┌─ Supplied information
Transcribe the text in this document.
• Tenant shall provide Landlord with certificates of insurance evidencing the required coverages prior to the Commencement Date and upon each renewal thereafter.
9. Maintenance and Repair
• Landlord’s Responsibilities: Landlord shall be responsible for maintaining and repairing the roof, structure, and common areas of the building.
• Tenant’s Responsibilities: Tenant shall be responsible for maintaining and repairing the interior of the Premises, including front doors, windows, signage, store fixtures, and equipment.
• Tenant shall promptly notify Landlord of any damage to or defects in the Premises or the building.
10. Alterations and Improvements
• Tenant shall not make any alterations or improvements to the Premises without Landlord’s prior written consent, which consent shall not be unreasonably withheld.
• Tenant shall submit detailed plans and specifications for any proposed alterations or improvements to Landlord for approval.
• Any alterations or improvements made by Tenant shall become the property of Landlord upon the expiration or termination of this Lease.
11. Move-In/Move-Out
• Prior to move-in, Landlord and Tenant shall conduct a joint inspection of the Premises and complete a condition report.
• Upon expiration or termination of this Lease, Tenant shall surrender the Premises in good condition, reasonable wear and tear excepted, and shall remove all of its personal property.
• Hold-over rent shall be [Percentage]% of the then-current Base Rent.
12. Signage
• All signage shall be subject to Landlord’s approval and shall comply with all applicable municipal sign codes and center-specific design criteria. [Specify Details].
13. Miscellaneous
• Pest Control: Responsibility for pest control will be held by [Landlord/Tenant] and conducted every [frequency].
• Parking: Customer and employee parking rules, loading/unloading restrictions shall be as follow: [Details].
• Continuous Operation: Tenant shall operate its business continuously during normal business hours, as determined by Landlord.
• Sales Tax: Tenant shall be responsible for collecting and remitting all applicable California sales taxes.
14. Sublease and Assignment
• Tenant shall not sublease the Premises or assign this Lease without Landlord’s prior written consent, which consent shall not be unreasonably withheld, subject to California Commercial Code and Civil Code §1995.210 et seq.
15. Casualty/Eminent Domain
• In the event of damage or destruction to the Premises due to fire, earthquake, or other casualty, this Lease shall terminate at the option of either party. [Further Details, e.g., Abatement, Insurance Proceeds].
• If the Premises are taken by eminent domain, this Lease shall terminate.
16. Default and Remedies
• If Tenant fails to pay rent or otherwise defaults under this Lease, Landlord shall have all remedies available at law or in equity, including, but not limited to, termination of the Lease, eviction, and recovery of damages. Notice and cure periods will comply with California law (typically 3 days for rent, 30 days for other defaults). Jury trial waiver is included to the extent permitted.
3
└─
Count the lines in the entries that hold the word "will", and give nothing but the total.

In response → 2